◆ **BRANO**:
********************

BONCIANI, Alberto “Grandi”

(Firenze, 1901 – Mosca, 1933), Elettricista

 

Spesso confuso con Alfredo (n. 1874 a Signa), già giovanissimo venne più volte arrestato e fermato. Il 22 luglio 1930 fu incaricato dal partito, assieme ad Angelo Gallori e Faliero Focacci, dell’esecuzione della spia Armido Cadente, ex comunista fiorentino arrestato, che aveva stipulato il “compromesso” col questore Cammarota (quello che nel 1926 aveva arrestato Onorato Damen); ovvero, Cadente era divenuto “informatore organico” dell’OVRA, causando arresti a catena e lo smantellamento delle cellule comuniste nel capoluogo toscano. Il 22 luglio 1930 Cadente fu convocato dai tre in un magazzino abbandonato fuori città col pretesto di una riunione clandestina, e finito a sprangate. Venne diffusa ad arte la notizia che Cadente fosse espatriato clandestinamente e la polizia ci credette, tanto che il suo nome finì per essere iscritto nella rubrica di frontiera. Solo dopo undici mesi si scoprì la verità, col ritrovamento del cadavere quasi irriconoscibile, verde di muffa e rosicchiato dalle talpe.

********************

◆ **MATERIALE**:
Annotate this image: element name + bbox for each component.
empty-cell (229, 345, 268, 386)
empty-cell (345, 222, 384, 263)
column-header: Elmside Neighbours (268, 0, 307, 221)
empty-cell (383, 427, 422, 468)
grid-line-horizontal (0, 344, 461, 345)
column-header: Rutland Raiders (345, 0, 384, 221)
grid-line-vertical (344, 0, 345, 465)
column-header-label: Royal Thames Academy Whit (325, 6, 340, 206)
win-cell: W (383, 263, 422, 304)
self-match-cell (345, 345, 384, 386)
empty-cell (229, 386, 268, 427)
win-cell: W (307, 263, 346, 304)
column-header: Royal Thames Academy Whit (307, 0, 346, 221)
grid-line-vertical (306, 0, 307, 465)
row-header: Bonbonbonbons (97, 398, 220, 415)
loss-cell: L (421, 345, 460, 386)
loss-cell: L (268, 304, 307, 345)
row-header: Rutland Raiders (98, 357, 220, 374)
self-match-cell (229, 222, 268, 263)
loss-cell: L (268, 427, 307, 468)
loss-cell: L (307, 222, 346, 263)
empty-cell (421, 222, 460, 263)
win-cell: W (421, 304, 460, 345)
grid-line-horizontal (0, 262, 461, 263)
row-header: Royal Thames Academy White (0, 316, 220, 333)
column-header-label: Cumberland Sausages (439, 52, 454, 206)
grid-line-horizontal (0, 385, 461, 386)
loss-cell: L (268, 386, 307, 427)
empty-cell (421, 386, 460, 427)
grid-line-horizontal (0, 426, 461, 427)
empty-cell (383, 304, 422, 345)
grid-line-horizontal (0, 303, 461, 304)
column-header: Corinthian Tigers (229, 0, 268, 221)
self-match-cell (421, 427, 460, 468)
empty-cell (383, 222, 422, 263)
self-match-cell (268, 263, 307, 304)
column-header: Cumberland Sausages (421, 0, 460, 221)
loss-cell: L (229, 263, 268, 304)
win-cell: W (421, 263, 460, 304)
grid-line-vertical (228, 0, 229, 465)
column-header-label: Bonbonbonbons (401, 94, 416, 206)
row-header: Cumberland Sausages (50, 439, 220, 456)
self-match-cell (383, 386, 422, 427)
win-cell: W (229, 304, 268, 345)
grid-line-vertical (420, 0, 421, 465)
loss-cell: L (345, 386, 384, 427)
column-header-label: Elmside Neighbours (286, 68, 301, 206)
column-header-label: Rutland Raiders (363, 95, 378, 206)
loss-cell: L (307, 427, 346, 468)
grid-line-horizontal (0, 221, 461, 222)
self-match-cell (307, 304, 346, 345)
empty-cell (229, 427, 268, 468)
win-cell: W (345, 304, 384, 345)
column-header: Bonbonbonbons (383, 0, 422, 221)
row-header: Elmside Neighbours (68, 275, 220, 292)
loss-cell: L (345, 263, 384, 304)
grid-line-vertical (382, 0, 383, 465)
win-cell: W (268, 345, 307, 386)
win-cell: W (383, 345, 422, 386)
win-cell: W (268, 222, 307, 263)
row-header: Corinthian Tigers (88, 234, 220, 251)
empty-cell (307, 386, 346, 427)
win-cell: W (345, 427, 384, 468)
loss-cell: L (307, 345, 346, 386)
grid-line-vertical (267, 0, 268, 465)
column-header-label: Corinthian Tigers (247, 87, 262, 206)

********************

◆ **CONSEGNA**:
Prosegui la scheda biografica su Alberto Bonciani partendo subito dopo la sua ultima frase.

◆ **RISPOSTA**:
Bonciani riparò in URSS, dove si fece chiamare “Grandi” nonostante fosse un mingherlino. Lavorava come elettricista alla Kaganovič, la fabbrica di cuscinetti a sfera costruita dalla RIV della famiglia Agnelli. Nelle riunioni degli emigrati esternò le proprie critiche al regime sovietico, dichiarando tra l’altro che i dirigenti del partito e del governo rappresentavano una “borghesia rossa” e non avevano istituito la dittatura del proletariato ma sul proletariato. Finì per essere segnalato ed espulso dalla sezione italiana del partito russo. Nella primavera del 1933 perse il posto di lavoro in quanto si era addormentato durante un turno e tre motori erano bruciati. Negatagli la possibilità di ricongiungersi con moglie e figlioletta lasciati a Firenze, alla fine del 1933 si presentò all’ambasciata italiana a chiedere un visto per rientrare in Italia. L’ambasciata prese tempo, su di lui pendeva un mandato di cattura per l’omicidio di Cadente, poi da Roma arrivò il “sì” al visto, ma il Grandi, inaspettatamente, ci ripensò. Il 10 dicembre 1933 venne convocato per un “chiarimento” all’hotel Krasnij Majak; entrò nella stanza 217 e si trovò di fronte Luigi Capanni, Giovanni Bertoni (Faenza, 1906 – Montevideo, 1964) e l’italo americano Anselmo Pera “Il genovese”; ferito a coltellate Bonciani riuscì a fuggire ma perdeva troppo sangue e morì cinque giorni dopo. Grazie ad una finlandese che aveva riconosciuto Capanni e Bertoni mentre fuggivano, i due vennero arrestati ma se la cavarono con pene lievi.

Almeno due dei sicari di Bonciani vennero a loro volta stritolati dalla macchina di morte sovietica.

Il gangster Pera finì nelle purghe e venne giustiziato poco più che trentenne nel GULag di Cibiu.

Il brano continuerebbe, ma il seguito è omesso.